Problem details:
Output the entries word for word. Omit images.

Data excerpts
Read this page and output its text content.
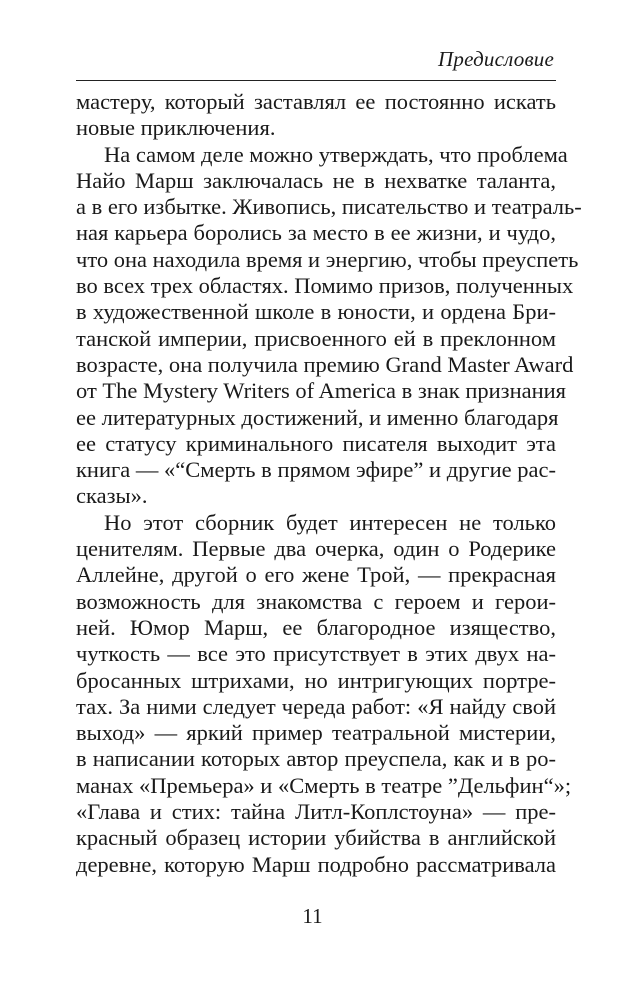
Предисловие
мастеру, который заставлял ее постоянно искать
новые приключения.
На самом деле можно утверждать, что проблема
Найо Марш заключалась не в нехватке таланта,
а в его избытке. Живопись, писательство и театраль-
ная карьера боролись за место в ее жизни, и чудо,
что она находила время и энергию, чтобы преуспеть
во всех трех областях. Помимо призов, полученных
в художественной школе в юности, и ордена Бри-
танской империи, присвоенного ей в преклонном
возрасте, она получила премию Grand Master Award
от The Mystery Writers of America в знак признания
ее литературных достижений, и именно благодаря
ее статусу криминального писателя выходит эта
книга — «“Смерть в прямом эфире” и другие рас-
сказы».
Но этот сборник будет интересен не только
ценителям. Первые два очерка, один о Родерике
Аллейне, другой о его жене Трой, — прекрасная
возможность для знакомства с героем и герои-
ней. Юмор Марш, ее благородное изящество,
чуткость — все это присутствует в этих двух на-
бросанных штрихами, но интригующих портре-
тах. За ними следует череда работ: «Я найду свой
выход» — яркий пример театральной мистерии,
в написании которых автор преуспела, как и в ро-
манах «Премьера» и «Смерть в театре ”Дельфин“»;
«Глава и стих: тайна Литл-Коплстоуна» — пре-
красный образец истории убийства в английской
деревне, которую Марш подробно рассматривала
11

Full answer:
Read this page and output its text content.
Предисловие
мастеру, который заставлял ее постоянно искать
новые приключения.
На самом деле можно утверждать, что проблема
Найо Марш заключалась не в нехватке таланта,
а в его избытке. Живопись, писательство и театраль-
ная карьера боролись за место в ее жизни, и чудо,
что она находила время и энергию, чтобы преуспеть
во всех трех областях. Помимо призов, полученных
в художественной школе в юности, и ордена Бри-
танской империи, присвоенного ей в преклонном
возрасте, она получила премию Grand Master Award
от The Mystery Writers of America в знак признания
ее литературных достижений, и именно благодаря
ее статусу криминального писателя выходит эта
книга — «“Смерть в прямом эфире” и другие рас-
сказы».
Но этот сборник будет интересен не только
ценителям. Первые два очерка, один о Родерике
Аллейне, другой о его жене Трой, — прекрасная
возможность для знакомства с героем и герои-
ней. Юмор Марш, ее благородное изящество,
чуткость — все это присутствует в этих двух на-
бросанных штрихами, но интригующих портре-
тах. За ними следует череда работ: «Я найду свой
выход» — яркий пример театральной мистерии,
в написании которых автор преуспела, как и в ро-
манах «Премьера» и «Смерть в театре ”Дельфин“»;
«Глава и стих: тайна Литл-Коплстоуна» — пре-
красный образец истории убийства в английской
деревне, которую Марш подробно рассматривала
11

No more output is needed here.